Last night, I went to Sanderson Jones’ regular new monthly comedy night All Your Internet Are Belong to Us.
It was billed as “a night of digital comedy – a night of comedy that is either about the web or is tech-enabled”.
And, indeed, the audience seemed to include an unusually high proportion of computer programmers, GIF-creators and the like.
One of the acts had had to bow out due to other commitments and had been replaced by Lou Sanders.
She had not had time to prepare a suitably geeky routine so decided, in an utterly incomprehensible moment of insanity to go completely OTT.
She started – started, mark you – by eating a capful of ground cinnamon. As she pointed out, this Cinnamon Challenge has reportedly killed some teenagers who tried it. The result on Lou was almost instantaneous, involved a lot of falling on the floor and, good as my iPhone is and not being in the front row, I was unable to catch one of the exact moments when Lou, on all-fours, puked up some foul brown concoction.

+++++

Problem a: In the listing, from its first line up to and including the line with "277, 98, 294]", substitute "tap-icon" for "faucet-icon" and give those lines back with everything else unchanged.

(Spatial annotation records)
+++++

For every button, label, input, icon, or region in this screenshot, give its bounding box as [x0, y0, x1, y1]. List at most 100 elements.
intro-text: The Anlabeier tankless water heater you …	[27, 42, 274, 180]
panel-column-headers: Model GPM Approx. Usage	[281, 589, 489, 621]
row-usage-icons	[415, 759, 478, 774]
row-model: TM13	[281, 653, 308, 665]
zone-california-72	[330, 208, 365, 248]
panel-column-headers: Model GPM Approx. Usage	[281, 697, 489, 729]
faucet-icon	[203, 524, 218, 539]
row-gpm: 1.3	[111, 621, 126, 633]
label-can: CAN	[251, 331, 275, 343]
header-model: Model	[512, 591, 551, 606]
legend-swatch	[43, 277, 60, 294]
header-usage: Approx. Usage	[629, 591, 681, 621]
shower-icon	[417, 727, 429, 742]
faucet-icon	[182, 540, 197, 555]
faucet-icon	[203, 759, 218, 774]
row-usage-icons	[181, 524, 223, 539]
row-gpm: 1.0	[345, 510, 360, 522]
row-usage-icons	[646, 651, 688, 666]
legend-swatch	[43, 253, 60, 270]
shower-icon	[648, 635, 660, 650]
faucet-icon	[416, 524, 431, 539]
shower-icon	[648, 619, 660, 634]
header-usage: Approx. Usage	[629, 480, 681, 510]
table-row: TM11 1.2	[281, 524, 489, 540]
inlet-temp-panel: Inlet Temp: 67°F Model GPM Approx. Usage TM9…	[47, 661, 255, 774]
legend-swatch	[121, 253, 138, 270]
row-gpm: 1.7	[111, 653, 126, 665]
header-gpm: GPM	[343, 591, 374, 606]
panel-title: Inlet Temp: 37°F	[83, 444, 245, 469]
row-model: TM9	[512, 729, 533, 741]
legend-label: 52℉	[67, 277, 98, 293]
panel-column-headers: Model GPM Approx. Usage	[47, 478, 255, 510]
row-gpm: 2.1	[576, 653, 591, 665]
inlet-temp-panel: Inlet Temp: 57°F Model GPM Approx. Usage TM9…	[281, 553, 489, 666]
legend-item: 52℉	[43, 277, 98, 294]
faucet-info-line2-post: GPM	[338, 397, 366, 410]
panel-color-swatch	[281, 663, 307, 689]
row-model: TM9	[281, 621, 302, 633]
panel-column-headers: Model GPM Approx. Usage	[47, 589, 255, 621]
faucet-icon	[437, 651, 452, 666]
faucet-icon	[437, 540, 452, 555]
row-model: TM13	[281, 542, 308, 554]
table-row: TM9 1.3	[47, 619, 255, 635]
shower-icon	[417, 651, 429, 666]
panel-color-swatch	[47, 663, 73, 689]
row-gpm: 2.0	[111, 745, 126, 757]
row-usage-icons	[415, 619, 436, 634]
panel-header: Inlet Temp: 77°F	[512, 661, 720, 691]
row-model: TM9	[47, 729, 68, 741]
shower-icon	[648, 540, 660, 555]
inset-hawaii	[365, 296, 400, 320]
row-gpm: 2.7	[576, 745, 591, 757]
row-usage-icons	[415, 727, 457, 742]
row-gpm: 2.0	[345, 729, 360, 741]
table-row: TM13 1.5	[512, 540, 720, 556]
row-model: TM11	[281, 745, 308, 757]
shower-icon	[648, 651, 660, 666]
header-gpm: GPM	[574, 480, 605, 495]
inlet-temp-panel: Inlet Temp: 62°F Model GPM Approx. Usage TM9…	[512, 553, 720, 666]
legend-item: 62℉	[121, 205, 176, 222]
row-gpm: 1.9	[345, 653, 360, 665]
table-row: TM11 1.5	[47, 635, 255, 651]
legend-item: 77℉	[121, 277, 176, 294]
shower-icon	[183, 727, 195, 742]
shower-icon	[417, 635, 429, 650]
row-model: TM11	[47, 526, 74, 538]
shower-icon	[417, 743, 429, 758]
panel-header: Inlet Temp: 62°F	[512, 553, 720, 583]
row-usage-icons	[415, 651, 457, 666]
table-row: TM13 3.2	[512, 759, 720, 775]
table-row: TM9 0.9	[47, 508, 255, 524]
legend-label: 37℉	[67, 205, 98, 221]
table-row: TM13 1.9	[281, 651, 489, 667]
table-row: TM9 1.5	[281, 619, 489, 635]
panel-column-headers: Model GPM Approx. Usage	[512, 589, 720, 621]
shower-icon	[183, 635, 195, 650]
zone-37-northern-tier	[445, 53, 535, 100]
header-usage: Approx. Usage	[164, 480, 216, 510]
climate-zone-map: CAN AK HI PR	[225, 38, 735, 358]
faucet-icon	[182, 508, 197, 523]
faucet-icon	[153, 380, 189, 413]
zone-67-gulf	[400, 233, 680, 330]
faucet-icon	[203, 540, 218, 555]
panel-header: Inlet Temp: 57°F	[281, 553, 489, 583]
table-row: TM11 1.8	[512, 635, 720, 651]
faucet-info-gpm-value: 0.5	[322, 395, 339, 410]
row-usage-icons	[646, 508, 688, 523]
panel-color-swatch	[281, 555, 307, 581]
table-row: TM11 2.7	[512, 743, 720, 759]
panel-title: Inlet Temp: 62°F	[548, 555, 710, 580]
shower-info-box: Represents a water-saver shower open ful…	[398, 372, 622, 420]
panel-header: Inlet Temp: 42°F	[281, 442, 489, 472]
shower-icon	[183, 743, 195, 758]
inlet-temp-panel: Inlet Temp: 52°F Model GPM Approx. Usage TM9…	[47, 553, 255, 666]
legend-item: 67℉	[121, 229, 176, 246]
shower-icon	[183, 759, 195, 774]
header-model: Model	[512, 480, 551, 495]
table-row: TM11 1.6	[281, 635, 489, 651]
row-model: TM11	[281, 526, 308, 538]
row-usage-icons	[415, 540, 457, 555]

+++++

Problem b: Duplicate the comedy-night account from "It was billed" up to and including "by Lou Sanders.", character for character.

Expected answer a:
For every button, label, input, icon, or region in this screenshot, give its bounding box as [x0, y0, x1, y1]. List at most 100 elements.
intro-text: The Anlabeier tankless water heater you …	[27, 42, 274, 180]
panel-column-headers: Model GPM Approx. Usage	[281, 589, 489, 621]
row-usage-icons	[415, 759, 478, 774]
row-model: TM13	[281, 653, 308, 665]
zone-california-72	[330, 208, 365, 248]
panel-column-headers: Model GPM Approx. Usage	[281, 697, 489, 729]
tap-icon	[203, 524, 218, 539]
row-gpm: 1.3	[111, 621, 126, 633]
label-can: CAN	[251, 331, 275, 343]
header-model: Model	[512, 591, 551, 606]
legend-swatch	[43, 277, 60, 294]
header-usage: Approx. Usage	[629, 591, 681, 621]
shower-icon	[417, 727, 429, 742]
tap-icon	[182, 540, 197, 555]
tap-icon	[203, 759, 218, 774]
row-usage-icons	[181, 524, 223, 539]
row-gpm: 1.0	[345, 510, 360, 522]
row-usage-icons	[646, 651, 688, 666]
legend-swatch	[43, 253, 60, 270]
shower-icon	[648, 635, 660, 650]
tap-icon	[416, 524, 431, 539]
shower-icon	[648, 619, 660, 634]
header-usage: Approx. Usage	[629, 480, 681, 510]
table-row: TM11 1.2	[281, 524, 489, 540]
inlet-temp-panel: Inlet Temp: 67°F Model GPM Approx. Usage TM9…	[47, 661, 255, 774]
legend-swatch	[121, 253, 138, 270]
row-gpm: 1.7	[111, 653, 126, 665]
header-gpm: GPM	[343, 591, 374, 606]
panel-title: Inlet Temp: 37°F	[83, 444, 245, 469]
row-model: TM9	[512, 729, 533, 741]
legend-label: 52℉	[67, 277, 98, 293]
panel-column-headers: Model GPM Approx. Usage	[47, 478, 255, 510]
row-gpm: 2.1	[576, 653, 591, 665]
inlet-temp-panel: Inlet Temp: 57°F Model GPM Approx. Usage TM9…	[281, 553, 489, 666]
legend-item: 52℉	[43, 277, 98, 294]

Expected answer b:
It was billed as “a night of digital comedy – a night of comedy that is either about the web or is tech-enabled”.
And, indeed, the audience seemed to include an unusually high proportion of computer programmers, GIF-creators and the like.
One of the acts had had to bow out due to other commitments and had been replaced by Lou Sanders.